  1. Number of pets per household.
  2. Distance to work, i.e. number of miles between work and home.
  3. Heights of adult males.

  1. Facebook friends. Facebook data indicate that 50% of Facebook users have 100 or more friends, and that the average friend count of users is 190. What do these findings suggest about the shape of the distribution of number of friends of Facebook users?

  1. Baggage fees. An airline charges the following baggage fees: $25 for the first bag and $35 for the second. Suppose 54% of passengers have no checked luggage, 34% have one piece of checked luggage and 12% have two pieces. We suppose a negligible portion of people check more than two bags.
  1. Build a probability model, compute the average revenue per passenger, and compute the corresponding standard deviation.
  2. About how much revenue should the airline expect for a flight of 120 passengers? With what standard deviation? Note any assumptions you make and if you think they are justified.

EXTRACTED MATERIAL.
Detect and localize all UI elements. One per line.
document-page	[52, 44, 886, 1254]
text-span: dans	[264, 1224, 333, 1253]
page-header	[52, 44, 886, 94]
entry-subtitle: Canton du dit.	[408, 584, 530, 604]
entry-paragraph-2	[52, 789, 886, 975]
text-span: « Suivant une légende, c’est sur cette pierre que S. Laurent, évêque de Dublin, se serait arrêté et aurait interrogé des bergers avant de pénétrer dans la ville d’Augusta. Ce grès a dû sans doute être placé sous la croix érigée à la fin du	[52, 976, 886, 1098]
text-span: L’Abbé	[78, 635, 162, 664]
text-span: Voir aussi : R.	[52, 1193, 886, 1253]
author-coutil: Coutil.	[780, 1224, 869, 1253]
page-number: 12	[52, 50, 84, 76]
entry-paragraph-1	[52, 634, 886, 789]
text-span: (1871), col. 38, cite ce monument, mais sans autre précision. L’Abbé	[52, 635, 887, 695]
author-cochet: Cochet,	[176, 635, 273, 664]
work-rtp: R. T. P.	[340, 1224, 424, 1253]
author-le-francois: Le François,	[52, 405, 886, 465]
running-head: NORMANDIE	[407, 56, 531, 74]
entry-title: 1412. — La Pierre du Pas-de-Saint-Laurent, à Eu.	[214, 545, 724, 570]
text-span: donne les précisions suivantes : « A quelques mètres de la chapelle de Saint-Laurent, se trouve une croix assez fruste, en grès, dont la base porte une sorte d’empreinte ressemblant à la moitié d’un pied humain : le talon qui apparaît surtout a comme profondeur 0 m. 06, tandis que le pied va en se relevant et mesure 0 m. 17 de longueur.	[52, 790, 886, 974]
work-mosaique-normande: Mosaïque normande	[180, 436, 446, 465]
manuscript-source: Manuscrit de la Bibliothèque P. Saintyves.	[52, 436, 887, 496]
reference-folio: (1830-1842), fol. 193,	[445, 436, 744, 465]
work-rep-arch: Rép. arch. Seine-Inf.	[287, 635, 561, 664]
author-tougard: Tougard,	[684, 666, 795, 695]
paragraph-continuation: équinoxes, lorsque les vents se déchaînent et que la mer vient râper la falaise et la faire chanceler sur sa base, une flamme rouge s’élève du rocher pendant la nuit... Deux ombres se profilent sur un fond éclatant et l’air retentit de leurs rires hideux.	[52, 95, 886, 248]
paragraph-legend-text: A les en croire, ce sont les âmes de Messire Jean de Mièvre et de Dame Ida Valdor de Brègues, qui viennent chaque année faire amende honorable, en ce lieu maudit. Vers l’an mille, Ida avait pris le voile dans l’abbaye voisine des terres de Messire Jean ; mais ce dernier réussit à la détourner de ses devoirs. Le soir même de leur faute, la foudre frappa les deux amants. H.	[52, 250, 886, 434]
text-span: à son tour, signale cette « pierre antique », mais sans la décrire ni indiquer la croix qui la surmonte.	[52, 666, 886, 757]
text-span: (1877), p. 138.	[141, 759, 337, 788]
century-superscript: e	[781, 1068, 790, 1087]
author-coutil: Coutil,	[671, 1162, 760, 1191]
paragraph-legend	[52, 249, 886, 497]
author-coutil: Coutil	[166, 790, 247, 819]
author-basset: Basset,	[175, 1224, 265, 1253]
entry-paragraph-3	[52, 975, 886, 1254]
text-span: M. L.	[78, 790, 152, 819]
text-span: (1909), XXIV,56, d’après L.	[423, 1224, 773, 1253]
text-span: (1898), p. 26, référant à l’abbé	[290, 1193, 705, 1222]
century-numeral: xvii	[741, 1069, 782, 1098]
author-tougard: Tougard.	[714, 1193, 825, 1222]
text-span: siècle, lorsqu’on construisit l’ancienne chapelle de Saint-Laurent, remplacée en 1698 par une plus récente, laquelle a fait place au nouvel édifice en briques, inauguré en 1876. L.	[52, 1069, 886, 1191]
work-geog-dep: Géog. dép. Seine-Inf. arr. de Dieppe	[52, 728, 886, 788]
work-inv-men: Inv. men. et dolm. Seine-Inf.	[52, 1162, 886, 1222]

TASK INSTRUCTIONS.
Answer these from the statistics exercise text:
1. What percentage of Facebook users have 100 or more friends?
2. What is the airline's fee for a second bag?
3. How many passengers are on the flight in the revenue question?

TASK SOLUTION.
1. 50%
2. $35
3. 120